Entries supplied ▸
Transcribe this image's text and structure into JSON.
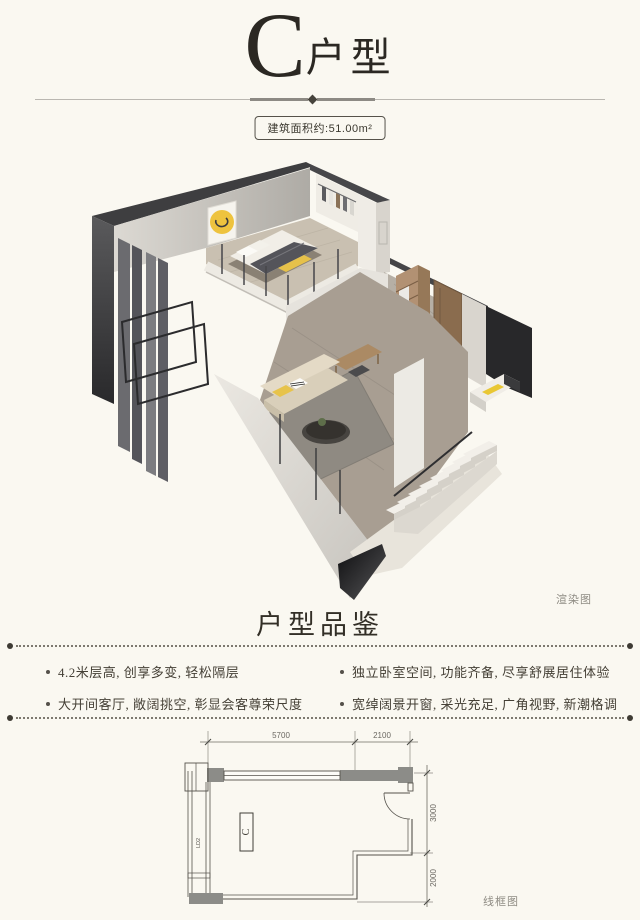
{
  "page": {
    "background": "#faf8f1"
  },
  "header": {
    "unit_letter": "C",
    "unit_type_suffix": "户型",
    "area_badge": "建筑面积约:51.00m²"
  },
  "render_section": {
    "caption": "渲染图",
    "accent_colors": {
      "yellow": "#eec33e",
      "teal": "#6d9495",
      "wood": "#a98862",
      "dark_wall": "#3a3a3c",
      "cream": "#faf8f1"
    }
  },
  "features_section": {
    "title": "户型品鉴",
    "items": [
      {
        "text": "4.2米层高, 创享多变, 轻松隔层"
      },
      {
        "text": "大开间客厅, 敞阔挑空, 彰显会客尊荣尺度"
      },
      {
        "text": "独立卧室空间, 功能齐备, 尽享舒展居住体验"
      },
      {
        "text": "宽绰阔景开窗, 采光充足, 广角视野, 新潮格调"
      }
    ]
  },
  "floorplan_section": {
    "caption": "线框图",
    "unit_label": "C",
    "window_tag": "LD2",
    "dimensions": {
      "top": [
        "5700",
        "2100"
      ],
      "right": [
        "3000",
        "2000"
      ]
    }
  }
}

Directive ▸
Reproduce the records verbatim, omitting all images they contain.

Written solution ▸
Transcribe this image's text and structure into JSON.
{
  "page": {
    "background": "#faf8f1"
  },
  "header": {
    "unit_letter": "C",
    "unit_type_suffix": "户型",
    "area_badge": "建筑面积约:51.00m²"
  },
  "render_section": {
    "caption": "渲染图",
    "accent_colors": {
      "yellow": "#eec33e",
      "teal": "#6d9495",
      "wood": "#a98862",
      "dark_wall": "#3a3a3c",
      "cream": "#faf8f1"
    }
  },
  "features_section": {
    "title": "户型品鉴",
    "items": [
      {
        "text": "4.2米层高, 创享多变, 轻松隔层"
      },
      {
        "text": "大开间客厅, 敞阔挑空, 彰显会客尊荣尺度"
      },
      {
        "text": "独立卧室空间, 功能齐备, 尽享舒展居住体验"
      },
      {
        "text": "宽绰阔景开窗, 采光充足, 广角视野, 新潮格调"
      }
    ]
  },
  "floorplan_section": {
    "caption": "线框图",
    "unit_label": "C",
    "window_tag": "LD2",
    "dimensions": {
      "top": [
        "5700",
        "2100"
      ],
      "right": [
        "3000",
        "2000"
      ]
    }
  }
}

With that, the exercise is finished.